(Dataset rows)
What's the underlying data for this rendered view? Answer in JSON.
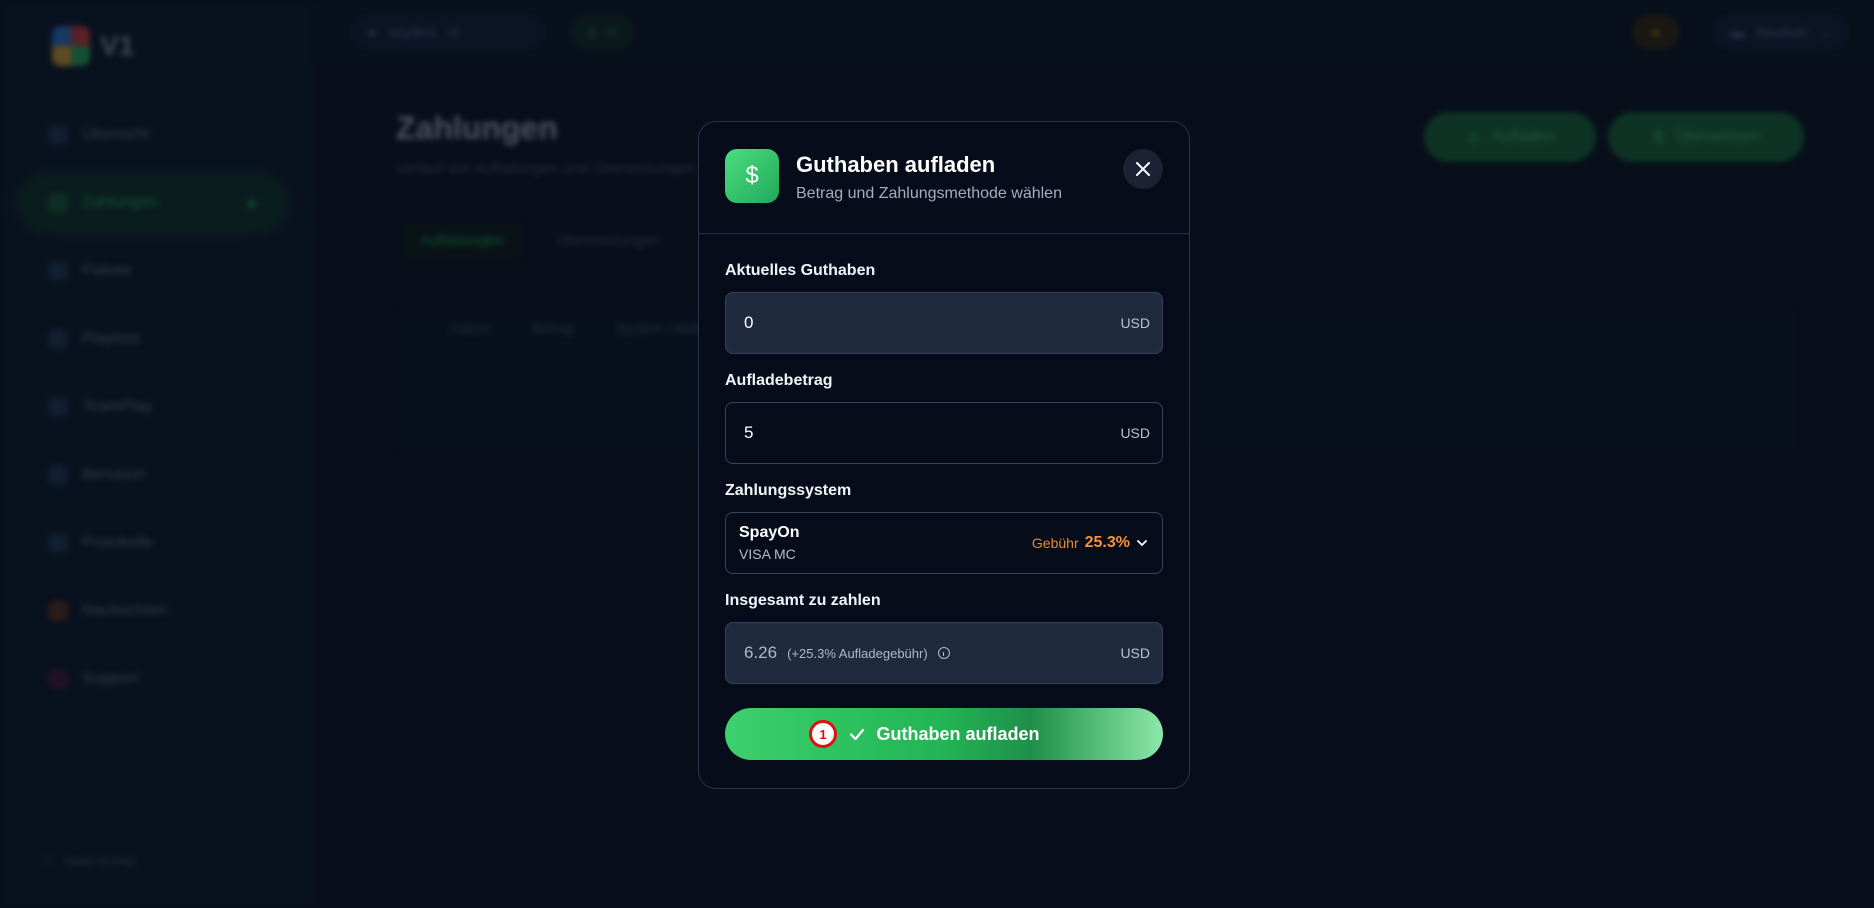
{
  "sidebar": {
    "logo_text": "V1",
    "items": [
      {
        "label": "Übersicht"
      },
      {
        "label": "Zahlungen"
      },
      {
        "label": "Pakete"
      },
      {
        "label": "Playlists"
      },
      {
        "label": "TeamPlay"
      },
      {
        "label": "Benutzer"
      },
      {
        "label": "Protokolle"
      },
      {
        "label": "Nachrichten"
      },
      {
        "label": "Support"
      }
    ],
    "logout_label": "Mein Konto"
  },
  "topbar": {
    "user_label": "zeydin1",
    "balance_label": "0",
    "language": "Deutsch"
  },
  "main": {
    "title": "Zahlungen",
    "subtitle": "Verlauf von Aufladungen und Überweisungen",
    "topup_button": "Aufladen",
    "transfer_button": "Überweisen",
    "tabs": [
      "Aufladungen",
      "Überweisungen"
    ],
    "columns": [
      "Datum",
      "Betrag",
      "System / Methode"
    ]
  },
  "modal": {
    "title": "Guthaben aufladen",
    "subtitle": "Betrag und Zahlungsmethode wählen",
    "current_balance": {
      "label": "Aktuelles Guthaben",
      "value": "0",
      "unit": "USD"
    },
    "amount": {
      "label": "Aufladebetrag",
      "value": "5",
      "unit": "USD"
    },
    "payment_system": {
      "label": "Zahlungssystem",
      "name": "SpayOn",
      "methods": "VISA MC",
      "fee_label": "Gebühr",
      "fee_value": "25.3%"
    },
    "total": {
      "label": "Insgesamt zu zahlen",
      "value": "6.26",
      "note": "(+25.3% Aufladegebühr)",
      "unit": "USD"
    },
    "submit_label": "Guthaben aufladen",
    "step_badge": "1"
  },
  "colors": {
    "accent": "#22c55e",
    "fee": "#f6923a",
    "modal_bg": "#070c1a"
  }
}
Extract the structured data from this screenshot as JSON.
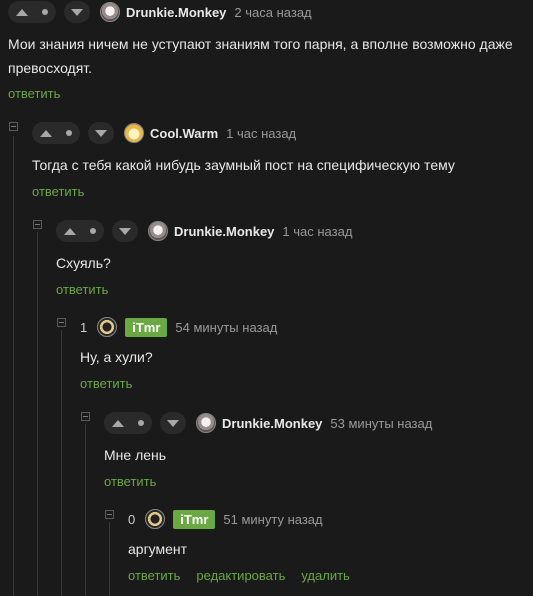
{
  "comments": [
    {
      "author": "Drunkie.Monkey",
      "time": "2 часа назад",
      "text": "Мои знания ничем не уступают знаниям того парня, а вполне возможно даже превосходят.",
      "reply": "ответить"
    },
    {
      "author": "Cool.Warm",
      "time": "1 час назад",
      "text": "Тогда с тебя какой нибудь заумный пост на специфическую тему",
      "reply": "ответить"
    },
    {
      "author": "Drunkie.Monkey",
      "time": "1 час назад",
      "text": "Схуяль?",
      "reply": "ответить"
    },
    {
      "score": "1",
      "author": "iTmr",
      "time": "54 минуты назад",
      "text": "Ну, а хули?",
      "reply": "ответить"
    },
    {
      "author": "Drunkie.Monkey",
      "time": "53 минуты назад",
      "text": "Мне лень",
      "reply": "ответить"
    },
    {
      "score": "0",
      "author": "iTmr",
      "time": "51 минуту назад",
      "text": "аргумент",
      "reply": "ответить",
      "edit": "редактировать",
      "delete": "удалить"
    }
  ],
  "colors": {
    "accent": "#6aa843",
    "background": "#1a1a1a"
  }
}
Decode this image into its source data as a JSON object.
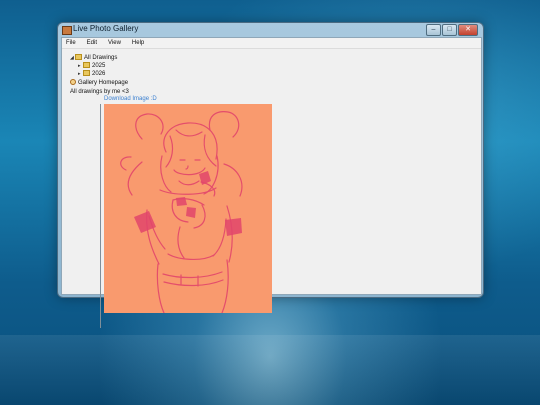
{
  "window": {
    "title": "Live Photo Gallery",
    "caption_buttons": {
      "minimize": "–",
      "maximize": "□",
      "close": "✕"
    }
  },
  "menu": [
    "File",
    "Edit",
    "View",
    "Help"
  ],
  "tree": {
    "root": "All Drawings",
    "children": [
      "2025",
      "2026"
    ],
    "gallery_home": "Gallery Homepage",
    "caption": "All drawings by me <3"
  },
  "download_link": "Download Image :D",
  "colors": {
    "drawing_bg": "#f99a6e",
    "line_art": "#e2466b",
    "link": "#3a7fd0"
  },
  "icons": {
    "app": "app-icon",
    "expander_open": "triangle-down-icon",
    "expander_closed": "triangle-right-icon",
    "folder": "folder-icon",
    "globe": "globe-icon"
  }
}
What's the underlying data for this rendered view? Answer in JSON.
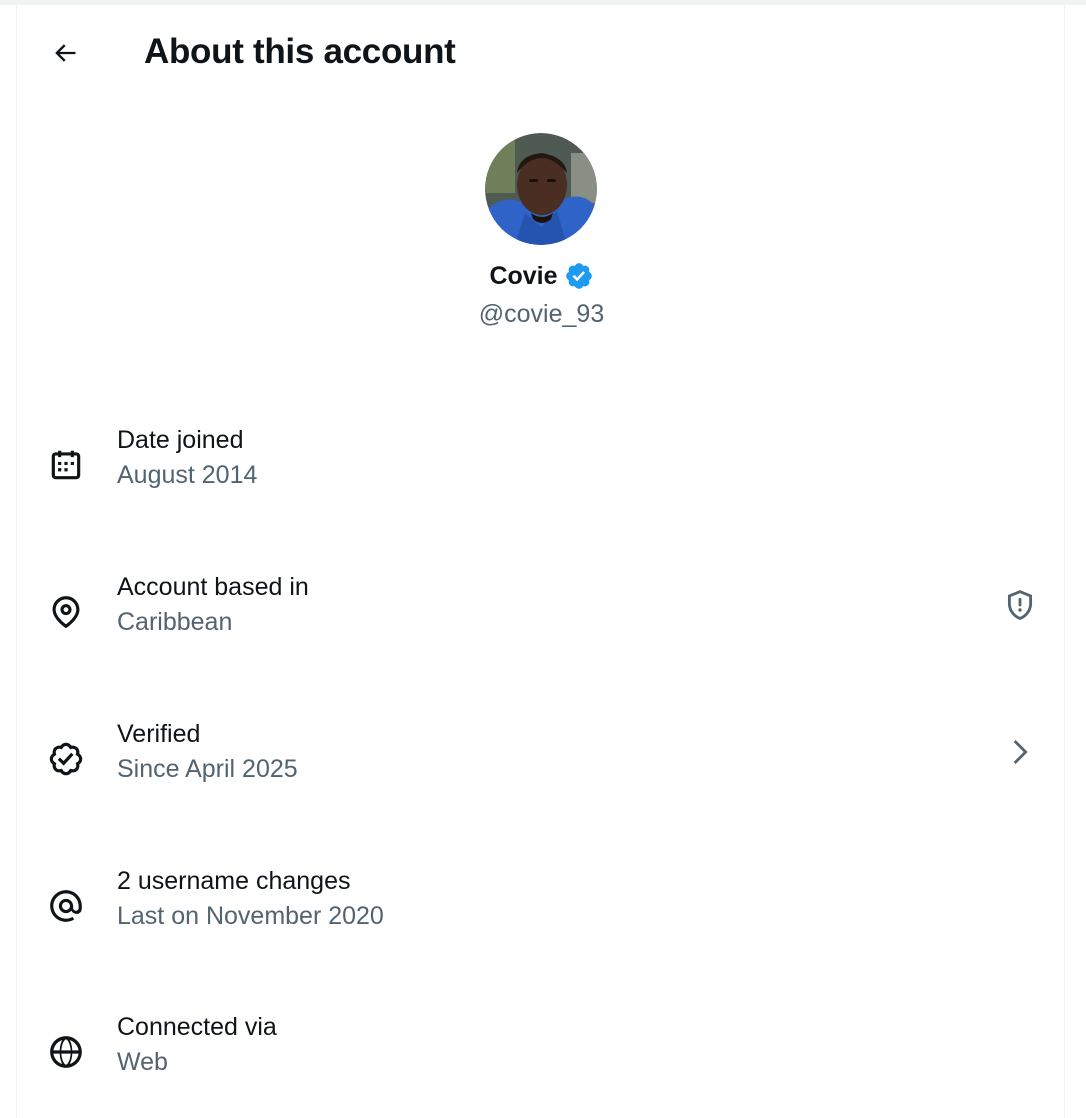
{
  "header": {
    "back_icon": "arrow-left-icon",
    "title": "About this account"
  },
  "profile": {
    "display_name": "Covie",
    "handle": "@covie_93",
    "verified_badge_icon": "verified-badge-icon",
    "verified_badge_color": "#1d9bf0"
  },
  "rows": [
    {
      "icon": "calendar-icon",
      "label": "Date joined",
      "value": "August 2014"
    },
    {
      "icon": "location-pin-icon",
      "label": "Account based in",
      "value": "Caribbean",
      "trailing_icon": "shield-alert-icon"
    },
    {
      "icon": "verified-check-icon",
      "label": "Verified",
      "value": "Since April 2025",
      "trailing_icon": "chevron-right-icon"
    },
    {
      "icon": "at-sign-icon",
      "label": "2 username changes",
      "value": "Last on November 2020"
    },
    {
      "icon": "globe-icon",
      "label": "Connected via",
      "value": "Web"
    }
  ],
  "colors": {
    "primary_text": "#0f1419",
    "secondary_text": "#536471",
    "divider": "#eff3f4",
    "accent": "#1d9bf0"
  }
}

- **AIM**: The material above holds pictures; copy everything else in it exactly.

- **OUTPUT FOR THIS TASK**:
What's the underlying data for this rendered view? Answer in JSON.
{
  "sidebar": {
    "logo_text": "V1",
    "items": [
      {
        "label": "Übersicht"
      },
      {
        "label": "Zahlungen"
      },
      {
        "label": "Pakete"
      },
      {
        "label": "Playlists"
      },
      {
        "label": "TeamPlay"
      },
      {
        "label": "Benutzer"
      },
      {
        "label": "Protokolle"
      },
      {
        "label": "Nachrichten"
      },
      {
        "label": "Support"
      }
    ],
    "logout_label": "Mein Konto"
  },
  "topbar": {
    "user_label": "zeydin1",
    "balance_label": "0",
    "language": "Deutsch"
  },
  "main": {
    "title": "Zahlungen",
    "subtitle": "Verlauf von Aufladungen und Überweisungen",
    "topup_button": "Aufladen",
    "transfer_button": "Überweisen",
    "tabs": [
      "Aufladungen",
      "Überweisungen"
    ],
    "columns": [
      "Datum",
      "Betrag",
      "System / Methode"
    ]
  },
  "modal": {
    "title": "Guthaben aufladen",
    "subtitle": "Betrag und Zahlungsmethode wählen",
    "current_balance": {
      "label": "Aktuelles Guthaben",
      "value": "0",
      "unit": "USD"
    },
    "amount": {
      "label": "Aufladebetrag",
      "value": "5",
      "unit": "USD"
    },
    "payment_system": {
      "label": "Zahlungssystem",
      "name": "SpayOn",
      "methods": "VISA MC",
      "fee_label": "Gebühr",
      "fee_value": "25.3%"
    },
    "total": {
      "label": "Insgesamt zu zahlen",
      "value": "6.26",
      "note": "(+25.3% Aufladegebühr)",
      "unit": "USD"
    },
    "submit_label": "Guthaben aufladen",
    "step_badge": "1"
  },
  "colors": {
    "accent": "#22c55e",
    "fee": "#f6923a",
    "modal_bg": "#070c1a"
  }
}
Extract the structured data from this screenshot as JSON.
{
  "comments": [
    {
      "author": "Drunkie.Monkey",
      "time": "2 часа назад",
      "text": "Мои знания ничем не уступают знаниям того парня, а вполне возможно даже превосходят.",
      "reply": "ответить"
    },
    {
      "author": "Cool.Warm",
      "time": "1 час назад",
      "text": "Тогда с тебя какой нибудь заумный пост на специфическую тему",
      "reply": "ответить"
    },
    {
      "author": "Drunkie.Monkey",
      "time": "1 час назад",
      "text": "Схуяль?",
      "reply": "ответить"
    },
    {
      "score": "1",
      "author": "iTmr",
      "time": "54 минуты назад",
      "text": "Ну, а хули?",
      "reply": "ответить"
    },
    {
      "author": "Drunkie.Monkey",
      "time": "53 минуты назад",
      "text": "Мне лень",
      "reply": "ответить"
    },
    {
      "score": "0",
      "author": "iTmr",
      "time": "51 минуту назад",
      "text": "аргумент",
      "reply": "ответить",
      "edit": "редактировать",
      "delete": "удалить"
    }
  ],
  "colors": {
    "accent": "#6aa843",
    "background": "#1a1a1a"
  }
}
Decode this image into its source data as a JSON object.
{
  "window": {
    "title": "Live Photo Gallery",
    "caption_buttons": {
      "minimize": "–",
      "maximize": "□",
      "close": "✕"
    }
  },
  "menu": [
    "File",
    "Edit",
    "View",
    "Help"
  ],
  "tree": {
    "root": "All Drawings",
    "children": [
      "2025",
      "2026"
    ],
    "gallery_home": "Gallery Homepage",
    "caption": "All drawings by me <3"
  },
  "download_link": "Download Image :D",
  "colors": {
    "drawing_bg": "#f99a6e",
    "line_art": "#e2466b",
    "link": "#3a7fd0"
  },
  "icons": {
    "app": "app-icon",
    "expander_open": "triangle-down-icon",
    "expander_closed": "triangle-right-icon",
    "folder": "folder-icon",
    "globe": "globe-icon"
  }
}
What's the underlying data for this rendered view? Answer in JSON.
{
  "header": {
    "back_icon": "arrow-left-icon",
    "title": "About this account"
  },
  "profile": {
    "display_name": "Covie",
    "handle": "@covie_93",
    "verified_badge_icon": "verified-badge-icon",
    "verified_badge_color": "#1d9bf0"
  },
  "rows": [
    {
      "icon": "calendar-icon",
      "label": "Date joined",
      "value": "August 2014"
    },
    {
      "icon": "location-pin-icon",
      "label": "Account based in",
      "value": "Caribbean",
      "trailing_icon": "shield-alert-icon"
    },
    {
      "icon": "verified-check-icon",
      "label": "Verified",
      "value": "Since April 2025",
      "trailing_icon": "chevron-right-icon"
    },
    {
      "icon": "at-sign-icon",
      "label": "2 username changes",
      "value": "Last on November 2020"
    },
    {
      "icon": "globe-icon",
      "label": "Connected via",
      "value": "Web"
    }
  ],
  "colors": {
    "primary_text": "#0f1419",
    "secondary_text": "#536471",
    "divider": "#eff3f4",
    "accent": "#1d9bf0"
  }
}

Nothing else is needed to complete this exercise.